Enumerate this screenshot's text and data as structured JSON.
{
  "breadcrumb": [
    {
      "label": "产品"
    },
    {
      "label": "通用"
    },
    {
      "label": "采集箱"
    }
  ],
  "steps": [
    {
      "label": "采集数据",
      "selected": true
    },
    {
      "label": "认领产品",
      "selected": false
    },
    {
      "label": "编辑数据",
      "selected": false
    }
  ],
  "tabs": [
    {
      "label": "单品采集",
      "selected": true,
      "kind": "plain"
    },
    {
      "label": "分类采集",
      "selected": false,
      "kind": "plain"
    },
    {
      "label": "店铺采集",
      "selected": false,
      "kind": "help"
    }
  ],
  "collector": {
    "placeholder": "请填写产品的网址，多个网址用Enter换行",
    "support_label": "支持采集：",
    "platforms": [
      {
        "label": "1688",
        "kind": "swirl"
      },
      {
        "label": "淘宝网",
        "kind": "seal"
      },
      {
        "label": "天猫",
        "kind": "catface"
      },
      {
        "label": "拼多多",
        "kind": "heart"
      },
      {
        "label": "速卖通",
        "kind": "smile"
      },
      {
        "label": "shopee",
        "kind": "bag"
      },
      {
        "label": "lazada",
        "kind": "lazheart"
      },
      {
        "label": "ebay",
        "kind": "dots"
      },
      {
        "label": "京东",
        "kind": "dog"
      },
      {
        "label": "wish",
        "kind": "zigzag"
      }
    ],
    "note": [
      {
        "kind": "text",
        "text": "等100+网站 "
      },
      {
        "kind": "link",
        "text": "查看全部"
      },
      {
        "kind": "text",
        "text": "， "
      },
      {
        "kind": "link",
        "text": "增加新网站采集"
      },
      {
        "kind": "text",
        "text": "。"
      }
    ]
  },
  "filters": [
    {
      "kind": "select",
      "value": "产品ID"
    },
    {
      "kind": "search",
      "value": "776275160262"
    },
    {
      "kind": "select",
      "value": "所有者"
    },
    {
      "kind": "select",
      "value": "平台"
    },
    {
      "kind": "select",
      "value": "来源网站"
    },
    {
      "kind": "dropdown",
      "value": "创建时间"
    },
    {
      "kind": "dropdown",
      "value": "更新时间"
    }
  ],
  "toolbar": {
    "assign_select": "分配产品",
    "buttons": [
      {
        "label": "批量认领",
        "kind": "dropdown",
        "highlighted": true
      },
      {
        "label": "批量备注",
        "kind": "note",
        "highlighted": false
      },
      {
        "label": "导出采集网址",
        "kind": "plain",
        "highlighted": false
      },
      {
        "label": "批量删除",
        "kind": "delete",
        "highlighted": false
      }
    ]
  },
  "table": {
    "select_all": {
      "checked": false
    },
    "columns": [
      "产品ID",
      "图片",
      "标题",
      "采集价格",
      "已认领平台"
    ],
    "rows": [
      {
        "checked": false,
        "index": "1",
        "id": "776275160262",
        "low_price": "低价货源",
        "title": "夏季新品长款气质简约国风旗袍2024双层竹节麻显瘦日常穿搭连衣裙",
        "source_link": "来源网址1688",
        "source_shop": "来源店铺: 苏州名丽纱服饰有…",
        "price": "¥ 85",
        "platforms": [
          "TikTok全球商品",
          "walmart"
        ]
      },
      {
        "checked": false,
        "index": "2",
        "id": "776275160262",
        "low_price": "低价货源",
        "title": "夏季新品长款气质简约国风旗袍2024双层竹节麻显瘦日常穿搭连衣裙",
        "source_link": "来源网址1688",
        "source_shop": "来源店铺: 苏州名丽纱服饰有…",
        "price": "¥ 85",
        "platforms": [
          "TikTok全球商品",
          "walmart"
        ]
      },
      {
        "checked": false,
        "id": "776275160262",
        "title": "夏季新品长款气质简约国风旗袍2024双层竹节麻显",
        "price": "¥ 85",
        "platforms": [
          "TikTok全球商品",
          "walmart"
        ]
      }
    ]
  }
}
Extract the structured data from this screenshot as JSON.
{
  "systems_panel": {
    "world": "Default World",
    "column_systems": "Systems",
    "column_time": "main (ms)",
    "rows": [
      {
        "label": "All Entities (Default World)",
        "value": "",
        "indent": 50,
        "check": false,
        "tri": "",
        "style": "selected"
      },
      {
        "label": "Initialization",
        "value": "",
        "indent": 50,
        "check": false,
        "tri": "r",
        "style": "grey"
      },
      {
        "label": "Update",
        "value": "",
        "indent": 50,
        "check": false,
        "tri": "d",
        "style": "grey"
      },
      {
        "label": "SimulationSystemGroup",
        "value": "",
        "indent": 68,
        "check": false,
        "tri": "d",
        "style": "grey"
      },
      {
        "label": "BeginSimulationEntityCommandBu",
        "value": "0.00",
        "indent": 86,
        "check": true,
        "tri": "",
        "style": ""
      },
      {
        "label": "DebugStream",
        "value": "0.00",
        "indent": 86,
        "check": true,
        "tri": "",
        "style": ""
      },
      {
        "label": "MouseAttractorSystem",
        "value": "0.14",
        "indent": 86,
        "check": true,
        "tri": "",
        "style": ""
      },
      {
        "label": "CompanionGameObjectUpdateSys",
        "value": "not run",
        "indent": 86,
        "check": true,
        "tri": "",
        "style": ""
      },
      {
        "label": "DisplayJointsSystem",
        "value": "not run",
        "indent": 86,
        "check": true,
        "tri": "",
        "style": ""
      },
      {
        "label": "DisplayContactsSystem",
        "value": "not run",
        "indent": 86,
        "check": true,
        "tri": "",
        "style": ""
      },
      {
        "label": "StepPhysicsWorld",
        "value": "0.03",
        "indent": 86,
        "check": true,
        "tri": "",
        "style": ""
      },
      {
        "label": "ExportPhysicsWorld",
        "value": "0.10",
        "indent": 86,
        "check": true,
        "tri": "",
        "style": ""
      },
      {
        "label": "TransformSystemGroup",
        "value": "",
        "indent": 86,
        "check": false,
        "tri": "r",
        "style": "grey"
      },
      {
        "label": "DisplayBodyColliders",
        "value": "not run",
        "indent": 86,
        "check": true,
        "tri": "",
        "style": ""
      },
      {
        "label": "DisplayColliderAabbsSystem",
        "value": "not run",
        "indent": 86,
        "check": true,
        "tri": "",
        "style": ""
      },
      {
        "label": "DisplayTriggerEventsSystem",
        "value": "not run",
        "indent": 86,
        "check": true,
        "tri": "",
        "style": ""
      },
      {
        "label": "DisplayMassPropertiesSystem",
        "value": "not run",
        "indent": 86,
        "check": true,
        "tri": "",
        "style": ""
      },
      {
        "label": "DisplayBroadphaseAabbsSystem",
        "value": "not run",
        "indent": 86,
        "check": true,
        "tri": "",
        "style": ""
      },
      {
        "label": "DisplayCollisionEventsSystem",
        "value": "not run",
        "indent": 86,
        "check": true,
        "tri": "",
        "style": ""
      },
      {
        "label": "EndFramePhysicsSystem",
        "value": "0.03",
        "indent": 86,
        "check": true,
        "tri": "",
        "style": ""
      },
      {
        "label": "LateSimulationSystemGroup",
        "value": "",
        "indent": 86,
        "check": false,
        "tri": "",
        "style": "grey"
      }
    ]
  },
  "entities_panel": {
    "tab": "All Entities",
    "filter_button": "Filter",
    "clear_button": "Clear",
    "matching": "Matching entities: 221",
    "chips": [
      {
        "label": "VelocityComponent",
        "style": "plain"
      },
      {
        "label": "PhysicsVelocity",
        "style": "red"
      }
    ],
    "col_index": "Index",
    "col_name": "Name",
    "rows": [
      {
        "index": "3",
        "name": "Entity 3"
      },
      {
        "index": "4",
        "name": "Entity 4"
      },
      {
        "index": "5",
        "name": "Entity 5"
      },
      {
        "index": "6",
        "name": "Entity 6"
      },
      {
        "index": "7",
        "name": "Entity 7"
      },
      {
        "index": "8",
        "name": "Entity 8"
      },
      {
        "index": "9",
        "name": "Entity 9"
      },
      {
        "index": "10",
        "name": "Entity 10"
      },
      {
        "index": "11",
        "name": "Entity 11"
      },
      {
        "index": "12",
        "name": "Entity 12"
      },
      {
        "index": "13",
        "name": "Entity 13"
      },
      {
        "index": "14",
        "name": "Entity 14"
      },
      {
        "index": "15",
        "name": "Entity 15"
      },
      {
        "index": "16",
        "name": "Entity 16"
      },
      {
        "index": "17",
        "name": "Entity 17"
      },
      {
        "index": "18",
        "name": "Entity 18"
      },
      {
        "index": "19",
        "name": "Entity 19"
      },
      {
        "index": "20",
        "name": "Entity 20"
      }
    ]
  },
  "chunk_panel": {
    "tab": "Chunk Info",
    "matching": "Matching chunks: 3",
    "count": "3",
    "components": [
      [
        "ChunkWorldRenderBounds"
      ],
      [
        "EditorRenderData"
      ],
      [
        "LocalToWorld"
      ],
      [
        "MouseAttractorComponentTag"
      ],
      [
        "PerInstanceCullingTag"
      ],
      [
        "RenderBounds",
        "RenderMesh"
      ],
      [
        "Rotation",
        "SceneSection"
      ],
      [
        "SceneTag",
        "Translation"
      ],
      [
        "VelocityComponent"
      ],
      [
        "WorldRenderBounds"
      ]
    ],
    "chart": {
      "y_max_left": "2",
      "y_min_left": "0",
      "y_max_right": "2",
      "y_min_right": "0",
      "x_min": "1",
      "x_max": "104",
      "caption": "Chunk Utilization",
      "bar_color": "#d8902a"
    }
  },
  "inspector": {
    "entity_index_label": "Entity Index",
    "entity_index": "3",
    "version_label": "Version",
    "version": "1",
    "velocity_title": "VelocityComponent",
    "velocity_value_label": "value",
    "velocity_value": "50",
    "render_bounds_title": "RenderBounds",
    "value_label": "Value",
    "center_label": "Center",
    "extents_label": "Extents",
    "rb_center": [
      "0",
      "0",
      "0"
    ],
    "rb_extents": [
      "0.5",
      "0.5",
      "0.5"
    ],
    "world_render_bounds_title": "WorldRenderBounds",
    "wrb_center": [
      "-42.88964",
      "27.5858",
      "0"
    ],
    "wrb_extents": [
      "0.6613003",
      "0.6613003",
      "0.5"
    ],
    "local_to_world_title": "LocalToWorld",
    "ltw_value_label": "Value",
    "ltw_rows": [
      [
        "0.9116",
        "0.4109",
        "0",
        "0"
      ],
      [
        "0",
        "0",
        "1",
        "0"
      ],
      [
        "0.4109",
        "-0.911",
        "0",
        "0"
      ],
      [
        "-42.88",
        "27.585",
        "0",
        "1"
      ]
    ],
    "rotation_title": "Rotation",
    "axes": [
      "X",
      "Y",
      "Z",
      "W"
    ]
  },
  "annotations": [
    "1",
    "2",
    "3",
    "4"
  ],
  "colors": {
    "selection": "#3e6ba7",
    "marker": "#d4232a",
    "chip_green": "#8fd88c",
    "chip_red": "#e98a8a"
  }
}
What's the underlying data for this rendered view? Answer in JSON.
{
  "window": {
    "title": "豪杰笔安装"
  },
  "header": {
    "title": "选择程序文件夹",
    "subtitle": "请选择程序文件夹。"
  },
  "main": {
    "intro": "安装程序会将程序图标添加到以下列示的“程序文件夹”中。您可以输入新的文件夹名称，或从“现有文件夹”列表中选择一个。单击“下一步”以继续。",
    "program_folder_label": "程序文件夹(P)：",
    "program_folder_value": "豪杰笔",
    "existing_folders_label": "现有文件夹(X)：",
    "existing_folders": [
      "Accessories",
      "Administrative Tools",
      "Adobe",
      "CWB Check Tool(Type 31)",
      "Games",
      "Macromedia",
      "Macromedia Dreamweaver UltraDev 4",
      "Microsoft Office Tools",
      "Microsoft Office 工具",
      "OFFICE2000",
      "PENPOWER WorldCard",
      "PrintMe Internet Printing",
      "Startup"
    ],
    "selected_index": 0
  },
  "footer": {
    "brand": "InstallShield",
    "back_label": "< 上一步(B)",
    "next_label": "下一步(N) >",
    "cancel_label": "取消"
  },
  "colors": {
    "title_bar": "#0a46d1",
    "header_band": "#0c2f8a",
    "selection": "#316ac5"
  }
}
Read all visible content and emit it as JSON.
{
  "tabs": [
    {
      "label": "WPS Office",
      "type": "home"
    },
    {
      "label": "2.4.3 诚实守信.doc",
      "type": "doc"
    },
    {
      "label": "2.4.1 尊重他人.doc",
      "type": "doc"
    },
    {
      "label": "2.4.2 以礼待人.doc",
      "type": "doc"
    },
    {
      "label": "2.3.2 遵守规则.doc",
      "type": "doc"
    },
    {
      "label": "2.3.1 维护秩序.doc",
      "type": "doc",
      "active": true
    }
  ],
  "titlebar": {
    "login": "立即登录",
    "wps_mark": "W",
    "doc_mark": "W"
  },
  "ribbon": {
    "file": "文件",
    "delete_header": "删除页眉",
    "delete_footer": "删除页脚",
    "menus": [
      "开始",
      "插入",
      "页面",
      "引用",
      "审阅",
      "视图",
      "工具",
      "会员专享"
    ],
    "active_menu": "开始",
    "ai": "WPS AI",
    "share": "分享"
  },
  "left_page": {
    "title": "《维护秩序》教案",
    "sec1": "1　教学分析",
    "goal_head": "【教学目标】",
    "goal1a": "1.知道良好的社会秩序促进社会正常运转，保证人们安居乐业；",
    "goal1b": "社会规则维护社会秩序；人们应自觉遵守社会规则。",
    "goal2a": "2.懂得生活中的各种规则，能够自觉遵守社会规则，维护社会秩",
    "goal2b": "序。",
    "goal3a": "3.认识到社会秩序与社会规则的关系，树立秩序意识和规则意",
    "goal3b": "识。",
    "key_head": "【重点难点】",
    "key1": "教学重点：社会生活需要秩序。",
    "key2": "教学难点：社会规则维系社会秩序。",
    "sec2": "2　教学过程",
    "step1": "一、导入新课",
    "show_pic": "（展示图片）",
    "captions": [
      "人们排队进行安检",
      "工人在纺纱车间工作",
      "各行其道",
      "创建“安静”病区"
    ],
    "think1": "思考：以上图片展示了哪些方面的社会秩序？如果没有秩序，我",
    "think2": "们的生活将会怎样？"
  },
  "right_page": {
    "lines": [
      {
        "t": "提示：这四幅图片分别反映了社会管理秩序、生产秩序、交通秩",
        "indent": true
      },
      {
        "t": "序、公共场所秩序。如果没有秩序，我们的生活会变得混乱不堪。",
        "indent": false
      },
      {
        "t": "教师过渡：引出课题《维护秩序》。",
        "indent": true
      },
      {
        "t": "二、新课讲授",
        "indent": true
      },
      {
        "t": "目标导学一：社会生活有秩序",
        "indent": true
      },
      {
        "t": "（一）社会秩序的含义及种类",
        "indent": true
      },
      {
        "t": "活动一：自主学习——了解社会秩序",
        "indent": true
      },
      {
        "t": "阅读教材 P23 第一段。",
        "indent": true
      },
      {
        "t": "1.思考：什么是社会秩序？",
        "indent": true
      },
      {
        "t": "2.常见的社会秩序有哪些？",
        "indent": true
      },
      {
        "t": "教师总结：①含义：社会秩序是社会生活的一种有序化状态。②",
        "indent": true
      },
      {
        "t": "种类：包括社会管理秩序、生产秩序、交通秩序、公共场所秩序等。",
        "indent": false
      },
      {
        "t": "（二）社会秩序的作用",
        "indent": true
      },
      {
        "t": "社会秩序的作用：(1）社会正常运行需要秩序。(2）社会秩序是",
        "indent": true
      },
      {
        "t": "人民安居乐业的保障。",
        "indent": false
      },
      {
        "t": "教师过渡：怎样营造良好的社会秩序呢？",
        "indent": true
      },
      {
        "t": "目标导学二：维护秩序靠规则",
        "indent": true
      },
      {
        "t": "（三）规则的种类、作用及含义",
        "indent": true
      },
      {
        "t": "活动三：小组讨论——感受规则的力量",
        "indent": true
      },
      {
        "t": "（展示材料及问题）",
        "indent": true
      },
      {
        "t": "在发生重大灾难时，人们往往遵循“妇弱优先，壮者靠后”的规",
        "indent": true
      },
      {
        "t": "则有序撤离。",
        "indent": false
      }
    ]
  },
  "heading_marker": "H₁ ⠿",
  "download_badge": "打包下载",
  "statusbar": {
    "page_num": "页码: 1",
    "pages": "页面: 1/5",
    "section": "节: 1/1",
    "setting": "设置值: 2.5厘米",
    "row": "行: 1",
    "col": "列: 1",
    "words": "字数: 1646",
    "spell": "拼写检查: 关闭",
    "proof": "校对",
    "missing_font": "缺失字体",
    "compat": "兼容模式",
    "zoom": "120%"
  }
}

::::

> [Task objective] Note each line of the entries that has "现有文件夹" in it, and copy those lines.

> [Solved exercise]
    "intro": "安装程序会将程序图标添加到以下列示的“程序文件夹”中。您可以输入新的文件夹名称，或从“现有文件夹”列表中选择一个。单击“下一步”以继续。",
    "existing_folders_label": "现有文件夹(X)：",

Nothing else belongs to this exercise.